| Dataset entries |
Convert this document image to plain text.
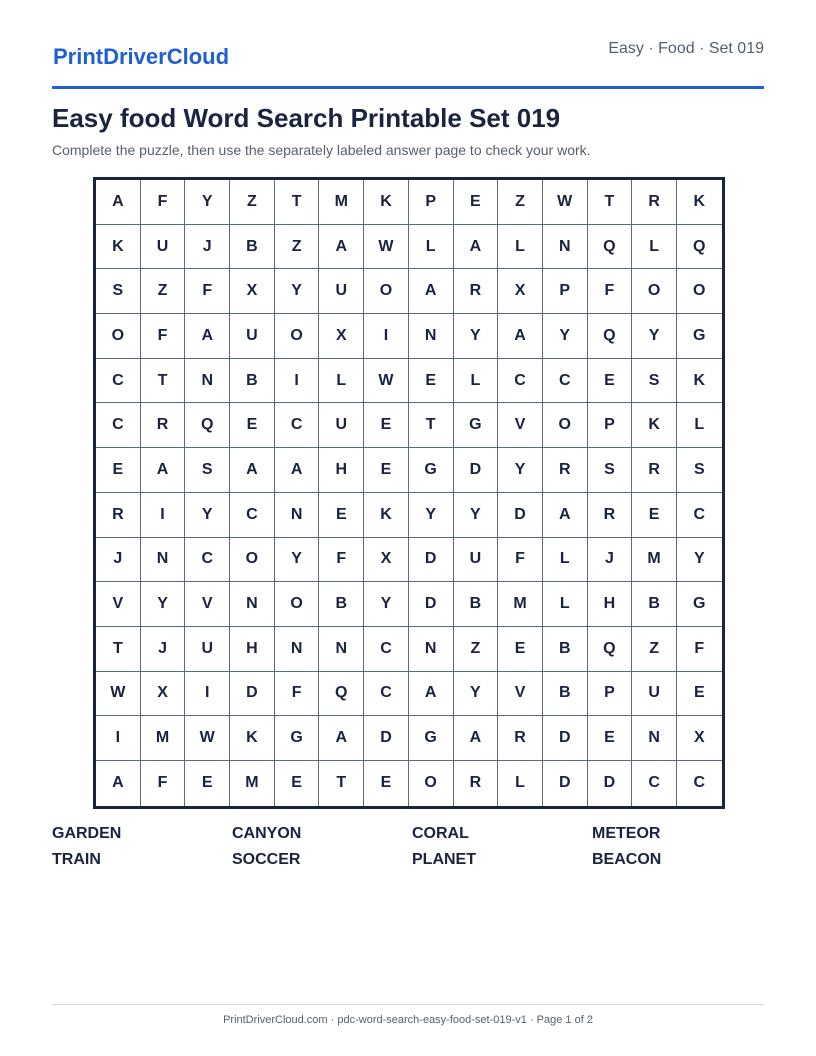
PrintDriverCloud	Easy · Food · Set 019
Easy food Word Search Printable Set 019
Complete the puzzle, then use the separately labeled answer page to check your work.
A	F	Y	Z	T	M	K	P	E	Z	W	T	R	K
K	U	J	B	Z	A	W	L	A	L	N	Q	L	Q
S	Z	F	X	Y	U	O	A	R	X	P	F	O	O
O	F	A	U	O	X	I	N	Y	A	Y	Q	Y	G
C	T	N	B	I	L	W	E	L	C	C	E	S	K
C	R	Q	E	C	U	E	T	G	V	O	P	K	L
E	A	S	A	A	H	E	G	D	Y	R	S	R	S
R	I	Y	C	N	E	K	Y	Y	D	A	R	E	C
J	N	C	O	Y	F	X	D	U	F	L	J	M	Y
V	Y	V	N	O	B	Y	D	B	M	L	H	B	G
T	J	U	H	N	N	C	N	Z	E	B	Q	Z	F
W	X	I	D	F	Q	C	A	Y	V	B	P	U	E
I	M	W	K	G	A	D	G	A	R	D	E	N	X
A	F	E	M	E	T	E	O	R	L	D	D	C	C
GARDEN	CANYON	CORAL	METEOR
TRAIN	SOCCER	PLANET	BEACON
PrintDriverCloud.com · pdc-word-search-easy-food-set-019-v1 · Page 1 of 2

| What you will do |
Copy each line that contains the word "PrintDriverCloud".

| Answer to the exercise |
PrintDriverCloud	Easy · Food · Set 019
PrintDriverCloud.com · pdc-word-search-easy-food-set-019-v1 · Page 1 of 2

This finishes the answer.